Supplied data ▸
* start *

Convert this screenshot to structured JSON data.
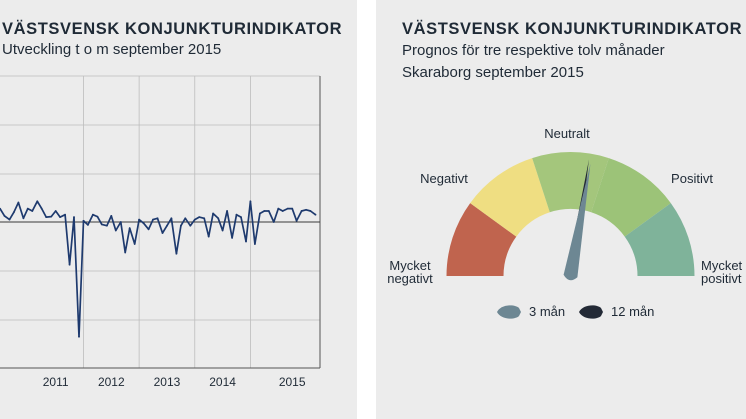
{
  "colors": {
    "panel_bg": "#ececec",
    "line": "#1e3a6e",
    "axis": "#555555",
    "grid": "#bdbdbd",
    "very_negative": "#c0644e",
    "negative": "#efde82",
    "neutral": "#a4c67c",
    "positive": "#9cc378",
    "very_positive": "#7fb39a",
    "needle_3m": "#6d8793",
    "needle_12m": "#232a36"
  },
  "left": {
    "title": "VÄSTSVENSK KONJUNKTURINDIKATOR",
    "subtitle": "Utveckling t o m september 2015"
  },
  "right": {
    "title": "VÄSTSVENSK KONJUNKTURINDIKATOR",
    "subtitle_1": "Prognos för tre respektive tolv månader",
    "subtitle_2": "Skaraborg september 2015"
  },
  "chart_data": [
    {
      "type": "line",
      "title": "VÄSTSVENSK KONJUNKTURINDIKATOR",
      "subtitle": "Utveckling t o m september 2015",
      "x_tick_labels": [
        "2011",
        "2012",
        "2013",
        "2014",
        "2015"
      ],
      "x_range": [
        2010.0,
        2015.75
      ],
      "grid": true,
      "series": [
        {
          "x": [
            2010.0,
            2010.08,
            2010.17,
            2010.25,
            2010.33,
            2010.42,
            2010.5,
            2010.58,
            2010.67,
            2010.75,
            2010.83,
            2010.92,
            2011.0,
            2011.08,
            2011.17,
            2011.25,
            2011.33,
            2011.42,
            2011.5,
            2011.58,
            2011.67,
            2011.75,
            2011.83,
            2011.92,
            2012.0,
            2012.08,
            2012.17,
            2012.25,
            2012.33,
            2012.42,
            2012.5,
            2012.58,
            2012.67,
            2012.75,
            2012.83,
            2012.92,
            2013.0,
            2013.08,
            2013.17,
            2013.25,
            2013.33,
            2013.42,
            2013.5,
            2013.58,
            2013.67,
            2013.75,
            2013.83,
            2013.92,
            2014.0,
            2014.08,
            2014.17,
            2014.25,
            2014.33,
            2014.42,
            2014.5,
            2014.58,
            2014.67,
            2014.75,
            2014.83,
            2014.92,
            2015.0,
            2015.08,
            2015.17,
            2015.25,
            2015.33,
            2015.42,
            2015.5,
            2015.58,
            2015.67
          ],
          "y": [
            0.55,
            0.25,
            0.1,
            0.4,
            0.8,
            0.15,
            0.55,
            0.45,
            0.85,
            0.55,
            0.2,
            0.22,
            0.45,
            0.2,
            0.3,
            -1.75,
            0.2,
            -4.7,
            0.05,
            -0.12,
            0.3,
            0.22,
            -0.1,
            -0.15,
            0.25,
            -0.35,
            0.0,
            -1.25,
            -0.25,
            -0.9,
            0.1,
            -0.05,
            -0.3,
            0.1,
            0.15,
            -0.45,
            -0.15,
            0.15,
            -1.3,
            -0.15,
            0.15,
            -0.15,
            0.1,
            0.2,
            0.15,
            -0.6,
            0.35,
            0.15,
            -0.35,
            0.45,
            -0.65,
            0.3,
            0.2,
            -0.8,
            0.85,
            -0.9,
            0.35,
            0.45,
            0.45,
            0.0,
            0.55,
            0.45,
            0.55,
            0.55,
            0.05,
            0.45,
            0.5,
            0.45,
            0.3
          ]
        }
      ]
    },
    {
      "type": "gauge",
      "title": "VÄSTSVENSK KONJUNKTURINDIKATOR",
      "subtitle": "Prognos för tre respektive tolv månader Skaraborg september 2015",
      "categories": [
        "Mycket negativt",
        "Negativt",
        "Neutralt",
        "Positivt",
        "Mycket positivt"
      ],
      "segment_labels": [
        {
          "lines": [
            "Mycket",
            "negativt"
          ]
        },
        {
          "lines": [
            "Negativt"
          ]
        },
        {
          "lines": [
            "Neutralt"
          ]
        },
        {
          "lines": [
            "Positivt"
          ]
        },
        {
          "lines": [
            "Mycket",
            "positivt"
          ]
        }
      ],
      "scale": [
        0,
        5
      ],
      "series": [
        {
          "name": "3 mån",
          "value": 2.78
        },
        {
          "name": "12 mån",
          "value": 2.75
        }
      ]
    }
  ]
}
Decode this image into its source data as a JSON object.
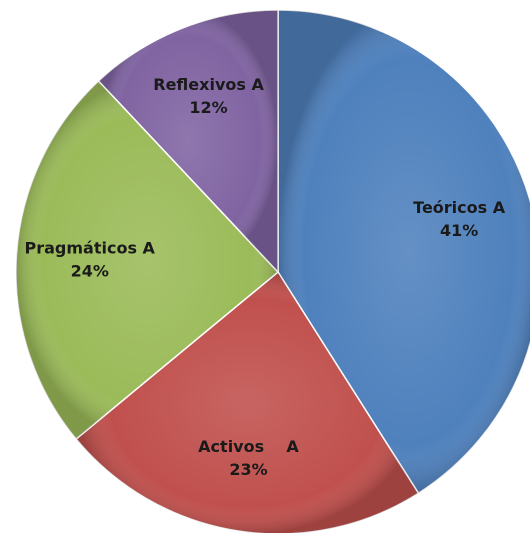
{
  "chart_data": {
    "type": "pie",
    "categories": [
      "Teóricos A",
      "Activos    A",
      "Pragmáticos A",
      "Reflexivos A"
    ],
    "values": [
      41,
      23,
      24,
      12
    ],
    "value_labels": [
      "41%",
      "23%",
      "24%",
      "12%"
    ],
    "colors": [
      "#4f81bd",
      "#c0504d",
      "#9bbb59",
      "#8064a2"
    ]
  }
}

* end *

To do ▸ Quote, without alteration, the lines running from the line containing "Decode this image" to the last line of the entries, and include no pictures.

In response ▸
Decode this image into its source data as a JSON object.
{
  "chart_data": {
    "type": "pie",
    "categories": [
      "Teóricos A",
      "Activos    A",
      "Pragmáticos A",
      "Reflexivos A"
    ],
    "values": [
      41,
      23,
      24,
      12
    ],
    "value_labels": [
      "41%",
      "23%",
      "24%",
      "12%"
    ],
    "colors": [
      "#4f81bd",
      "#c0504d",
      "#9bbb59",
      "#8064a2"
    ]
  }
}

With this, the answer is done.